## [WHAT YOU SHOULD DO]
Tally the lines that hold the word "científica" and reply with that figure only.
>> START RECORDS SUPPLIED
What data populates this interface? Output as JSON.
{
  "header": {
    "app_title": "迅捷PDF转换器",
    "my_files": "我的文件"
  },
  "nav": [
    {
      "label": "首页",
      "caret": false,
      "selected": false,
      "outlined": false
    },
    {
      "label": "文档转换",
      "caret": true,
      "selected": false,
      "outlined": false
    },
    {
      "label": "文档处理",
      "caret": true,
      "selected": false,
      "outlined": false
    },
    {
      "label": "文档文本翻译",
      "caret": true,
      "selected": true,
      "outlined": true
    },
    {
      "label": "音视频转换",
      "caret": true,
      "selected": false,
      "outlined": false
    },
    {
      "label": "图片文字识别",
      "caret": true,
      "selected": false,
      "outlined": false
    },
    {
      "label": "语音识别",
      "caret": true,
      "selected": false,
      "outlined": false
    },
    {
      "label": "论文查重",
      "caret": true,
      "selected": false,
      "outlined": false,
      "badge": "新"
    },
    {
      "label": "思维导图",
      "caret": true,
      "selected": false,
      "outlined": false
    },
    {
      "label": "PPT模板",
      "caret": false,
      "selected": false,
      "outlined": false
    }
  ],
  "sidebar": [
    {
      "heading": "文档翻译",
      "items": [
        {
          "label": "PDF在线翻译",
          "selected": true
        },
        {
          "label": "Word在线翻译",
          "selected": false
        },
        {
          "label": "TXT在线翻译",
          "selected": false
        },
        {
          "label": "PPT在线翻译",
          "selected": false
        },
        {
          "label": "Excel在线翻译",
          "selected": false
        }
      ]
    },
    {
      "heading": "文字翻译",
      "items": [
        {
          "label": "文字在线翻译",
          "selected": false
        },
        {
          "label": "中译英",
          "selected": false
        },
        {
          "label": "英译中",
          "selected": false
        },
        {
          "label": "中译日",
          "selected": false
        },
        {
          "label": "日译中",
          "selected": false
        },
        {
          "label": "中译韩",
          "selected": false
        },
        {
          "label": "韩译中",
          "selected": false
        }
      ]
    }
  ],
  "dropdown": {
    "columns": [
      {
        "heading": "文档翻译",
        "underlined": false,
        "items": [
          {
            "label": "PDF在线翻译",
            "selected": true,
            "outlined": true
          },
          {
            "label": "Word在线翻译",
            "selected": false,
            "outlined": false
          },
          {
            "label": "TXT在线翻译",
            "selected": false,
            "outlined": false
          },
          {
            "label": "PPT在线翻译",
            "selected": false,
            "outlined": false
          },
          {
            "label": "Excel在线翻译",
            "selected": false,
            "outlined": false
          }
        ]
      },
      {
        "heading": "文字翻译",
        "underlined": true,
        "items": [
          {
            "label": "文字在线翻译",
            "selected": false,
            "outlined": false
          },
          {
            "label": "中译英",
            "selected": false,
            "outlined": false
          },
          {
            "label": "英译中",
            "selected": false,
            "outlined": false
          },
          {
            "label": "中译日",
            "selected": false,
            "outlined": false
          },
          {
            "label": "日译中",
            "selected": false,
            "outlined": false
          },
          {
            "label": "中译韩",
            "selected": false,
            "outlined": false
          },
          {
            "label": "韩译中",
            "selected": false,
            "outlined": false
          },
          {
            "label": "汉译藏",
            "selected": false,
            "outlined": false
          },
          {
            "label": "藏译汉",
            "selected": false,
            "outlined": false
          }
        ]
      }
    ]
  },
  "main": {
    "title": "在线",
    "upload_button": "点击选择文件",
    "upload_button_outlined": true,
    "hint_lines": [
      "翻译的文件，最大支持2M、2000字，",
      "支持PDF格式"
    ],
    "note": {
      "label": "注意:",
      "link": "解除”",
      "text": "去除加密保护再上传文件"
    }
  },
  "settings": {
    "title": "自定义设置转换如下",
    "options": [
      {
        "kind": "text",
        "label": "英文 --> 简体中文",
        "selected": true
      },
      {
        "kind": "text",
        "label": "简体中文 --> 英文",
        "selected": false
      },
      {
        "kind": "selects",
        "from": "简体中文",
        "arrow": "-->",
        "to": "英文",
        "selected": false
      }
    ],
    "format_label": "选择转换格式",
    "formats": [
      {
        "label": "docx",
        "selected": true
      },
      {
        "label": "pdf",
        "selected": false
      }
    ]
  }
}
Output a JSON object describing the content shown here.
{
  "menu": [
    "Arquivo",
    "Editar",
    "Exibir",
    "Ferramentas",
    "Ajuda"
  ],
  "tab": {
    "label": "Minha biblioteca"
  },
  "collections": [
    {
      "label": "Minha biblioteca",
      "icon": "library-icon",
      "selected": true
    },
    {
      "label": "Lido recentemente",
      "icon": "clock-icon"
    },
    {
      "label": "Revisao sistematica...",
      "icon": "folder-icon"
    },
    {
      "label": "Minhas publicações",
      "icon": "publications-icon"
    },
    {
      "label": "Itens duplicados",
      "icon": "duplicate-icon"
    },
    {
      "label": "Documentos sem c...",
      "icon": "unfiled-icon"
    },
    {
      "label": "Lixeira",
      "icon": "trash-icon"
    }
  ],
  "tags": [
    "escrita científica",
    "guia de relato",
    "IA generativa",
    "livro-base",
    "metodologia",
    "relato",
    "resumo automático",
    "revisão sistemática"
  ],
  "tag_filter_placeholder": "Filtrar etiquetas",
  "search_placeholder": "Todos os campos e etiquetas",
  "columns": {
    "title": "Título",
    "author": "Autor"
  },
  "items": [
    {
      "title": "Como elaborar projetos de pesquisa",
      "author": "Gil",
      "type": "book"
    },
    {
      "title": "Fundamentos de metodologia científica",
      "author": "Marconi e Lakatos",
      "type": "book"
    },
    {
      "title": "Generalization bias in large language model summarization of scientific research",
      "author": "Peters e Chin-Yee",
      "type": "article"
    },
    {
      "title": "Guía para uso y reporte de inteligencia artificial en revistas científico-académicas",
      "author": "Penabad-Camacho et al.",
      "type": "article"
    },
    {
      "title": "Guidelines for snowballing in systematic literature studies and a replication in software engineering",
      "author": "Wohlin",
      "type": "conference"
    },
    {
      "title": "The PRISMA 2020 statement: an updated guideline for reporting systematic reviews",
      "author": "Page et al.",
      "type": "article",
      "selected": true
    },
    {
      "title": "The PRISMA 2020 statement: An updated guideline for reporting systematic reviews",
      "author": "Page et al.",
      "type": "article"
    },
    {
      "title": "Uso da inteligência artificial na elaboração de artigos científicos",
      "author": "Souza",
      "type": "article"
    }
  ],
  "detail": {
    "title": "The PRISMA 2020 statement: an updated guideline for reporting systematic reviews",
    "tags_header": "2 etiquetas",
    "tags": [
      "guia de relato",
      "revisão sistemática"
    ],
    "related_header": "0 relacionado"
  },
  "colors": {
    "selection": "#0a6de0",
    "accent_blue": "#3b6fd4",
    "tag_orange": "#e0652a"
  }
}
>> END RECORDS SUPPLIED
## [FINISHED EXERCISE]
2